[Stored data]

○ ○ ○ ○

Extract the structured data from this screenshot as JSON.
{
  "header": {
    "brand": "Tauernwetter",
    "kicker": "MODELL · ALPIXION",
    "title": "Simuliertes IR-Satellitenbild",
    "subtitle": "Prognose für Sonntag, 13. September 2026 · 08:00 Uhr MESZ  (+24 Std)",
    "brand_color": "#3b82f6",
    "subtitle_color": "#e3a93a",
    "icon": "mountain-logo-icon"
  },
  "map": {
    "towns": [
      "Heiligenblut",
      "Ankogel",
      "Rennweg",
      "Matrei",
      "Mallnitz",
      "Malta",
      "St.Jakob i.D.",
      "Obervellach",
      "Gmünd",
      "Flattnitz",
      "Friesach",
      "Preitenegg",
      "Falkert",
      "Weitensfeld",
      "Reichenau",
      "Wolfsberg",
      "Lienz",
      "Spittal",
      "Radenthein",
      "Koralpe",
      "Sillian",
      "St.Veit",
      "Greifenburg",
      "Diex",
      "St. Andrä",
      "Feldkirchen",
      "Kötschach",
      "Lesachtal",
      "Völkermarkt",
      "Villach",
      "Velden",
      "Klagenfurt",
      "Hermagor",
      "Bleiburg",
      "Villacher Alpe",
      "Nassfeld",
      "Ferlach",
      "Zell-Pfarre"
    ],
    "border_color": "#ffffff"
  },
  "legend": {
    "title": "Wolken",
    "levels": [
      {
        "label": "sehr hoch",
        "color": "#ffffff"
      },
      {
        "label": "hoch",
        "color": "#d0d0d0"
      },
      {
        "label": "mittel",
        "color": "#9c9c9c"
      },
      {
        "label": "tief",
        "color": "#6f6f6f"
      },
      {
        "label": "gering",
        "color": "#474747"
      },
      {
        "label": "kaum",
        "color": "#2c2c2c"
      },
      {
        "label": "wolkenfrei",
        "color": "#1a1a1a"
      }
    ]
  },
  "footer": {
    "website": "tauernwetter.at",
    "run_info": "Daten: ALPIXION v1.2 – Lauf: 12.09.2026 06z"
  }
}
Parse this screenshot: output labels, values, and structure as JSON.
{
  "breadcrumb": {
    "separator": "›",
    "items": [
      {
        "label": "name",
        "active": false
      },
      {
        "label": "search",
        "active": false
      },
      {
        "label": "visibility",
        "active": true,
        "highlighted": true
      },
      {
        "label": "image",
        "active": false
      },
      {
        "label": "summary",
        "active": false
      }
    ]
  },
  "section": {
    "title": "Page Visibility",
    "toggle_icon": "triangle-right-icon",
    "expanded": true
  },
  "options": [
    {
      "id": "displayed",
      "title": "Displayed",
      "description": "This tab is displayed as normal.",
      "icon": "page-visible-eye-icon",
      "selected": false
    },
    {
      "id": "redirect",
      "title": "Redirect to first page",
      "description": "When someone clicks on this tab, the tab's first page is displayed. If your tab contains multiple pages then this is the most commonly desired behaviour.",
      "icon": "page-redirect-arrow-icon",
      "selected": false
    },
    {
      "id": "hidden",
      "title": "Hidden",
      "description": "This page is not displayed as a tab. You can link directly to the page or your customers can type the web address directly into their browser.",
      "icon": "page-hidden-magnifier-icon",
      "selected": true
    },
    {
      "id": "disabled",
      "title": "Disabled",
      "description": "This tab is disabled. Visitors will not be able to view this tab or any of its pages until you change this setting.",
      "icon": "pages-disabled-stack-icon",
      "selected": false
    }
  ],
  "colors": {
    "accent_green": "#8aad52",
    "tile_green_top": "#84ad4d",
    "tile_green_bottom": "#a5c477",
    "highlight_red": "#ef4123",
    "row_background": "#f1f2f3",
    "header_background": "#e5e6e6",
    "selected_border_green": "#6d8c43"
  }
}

○ ○ ○ ○

### PROBLEM STATEMENT
Give a word-for-word copy of the records.

### SOLUTION TO THIS TASK
Extract the structured data from this screenshot as JSON.
{
  "header": {
    "brand": "Tauernwetter",
    "kicker": "MODELL · ALPIXION",
    "title": "Simuliertes IR-Satellitenbild",
    "subtitle": "Prognose für Sonntag, 13. September 2026 · 08:00 Uhr MESZ  (+24 Std)",
    "brand_color": "#3b82f6",
    "subtitle_color": "#e3a93a",
    "icon": "mountain-logo-icon"
  },
  "map": {
    "towns": [
      "Heiligenblut",
      "Ankogel",
      "Rennweg",
      "Matrei",
      "Mallnitz",
      "Malta",
      "St.Jakob i.D.",
      "Obervellach",
      "Gmünd",
      "Flattnitz",
      "Friesach",
      "Preitenegg",
      "Falkert",
      "Weitensfeld",
      "Reichenau",
      "Wolfsberg",
      "Lienz",
      "Spittal",
      "Radenthein",
      "Koralpe",
      "Sillian",
      "St.Veit",
      "Greifenburg",
      "Diex",
      "St. Andrä",
      "Feldkirchen",
      "Kötschach",
      "Lesachtal",
      "Völkermarkt",
      "Villach",
      "Velden",
      "Klagenfurt",
      "Hermagor",
      "Bleiburg",
      "Villacher Alpe",
      "Nassfeld",
      "Ferlach",
      "Zell-Pfarre"
    ],
    "border_color": "#ffffff"
  },
  "legend": {
    "title": "Wolken",
    "levels": [
      {
        "label": "sehr hoch",
        "color": "#ffffff"
      },
      {
        "label": "hoch",
        "color": "#d0d0d0"
      },
      {
        "label": "mittel",
        "color": "#9c9c9c"
      },
      {
        "label": "tief",
        "color": "#6f6f6f"
      },
      {
        "label": "gering",
        "color": "#474747"
      },
      {
        "label": "kaum",
        "color": "#2c2c2c"
      },
      {
        "label": "wolkenfrei",
        "color": "#1a1a1a"
      }
    ]
  },
  "footer": {
    "website": "tauernwetter.at",
    "run_info": "Daten: ALPIXION v1.2 – Lauf: 12.09.2026 06z"
  }
}
Parse this screenshot: output labels, values, and structure as JSON.
{
  "breadcrumb": {
    "separator": "›",
    "items": [
      {
        "label": "name",
        "active": false
      },
      {
        "label": "search",
        "active": false
      },
      {
        "label": "visibility",
        "active": true,
        "highlighted": true
      },
      {
        "label": "image",
        "active": false
      },
      {
        "label": "summary",
        "active": false
      }
    ]
  },
  "section": {
    "title": "Page Visibility",
    "toggle_icon": "triangle-right-icon",
    "expanded": true
  },
  "options": [
    {
      "id": "displayed",
      "title": "Displayed",
      "description": "This tab is displayed as normal.",
      "icon": "page-visible-eye-icon",
      "selected": false
    },
    {
      "id": "redirect",
      "title": "Redirect to first page",
      "description": "When someone clicks on this tab, the tab's first page is displayed. If your tab contains multiple pages then this is the most commonly desired behaviour.",
      "icon": "page-redirect-arrow-icon",
      "selected": false
    },
    {
      "id": "hidden",
      "title": "Hidden",
      "description": "This page is not displayed as a tab. You can link directly to the page or your customers can type the web address directly into their browser.",
      "icon": "page-hidden-magnifier-icon",
      "selected": true
    },
    {
      "id": "disabled",
      "title": "Disabled",
      "description": "This tab is disabled. Visitors will not be able to view this tab or any of its pages until you change this setting.",
      "icon": "pages-disabled-stack-icon",
      "selected": false
    }
  ],
  "colors": {
    "accent_green": "#8aad52",
    "tile_green_top": "#84ad4d",
    "tile_green_bottom": "#a5c477",
    "highlight_red": "#ef4123",
    "row_background": "#f1f2f3",
    "header_background": "#e5e6e6",
    "selected_border_green": "#6d8c43"
  }
}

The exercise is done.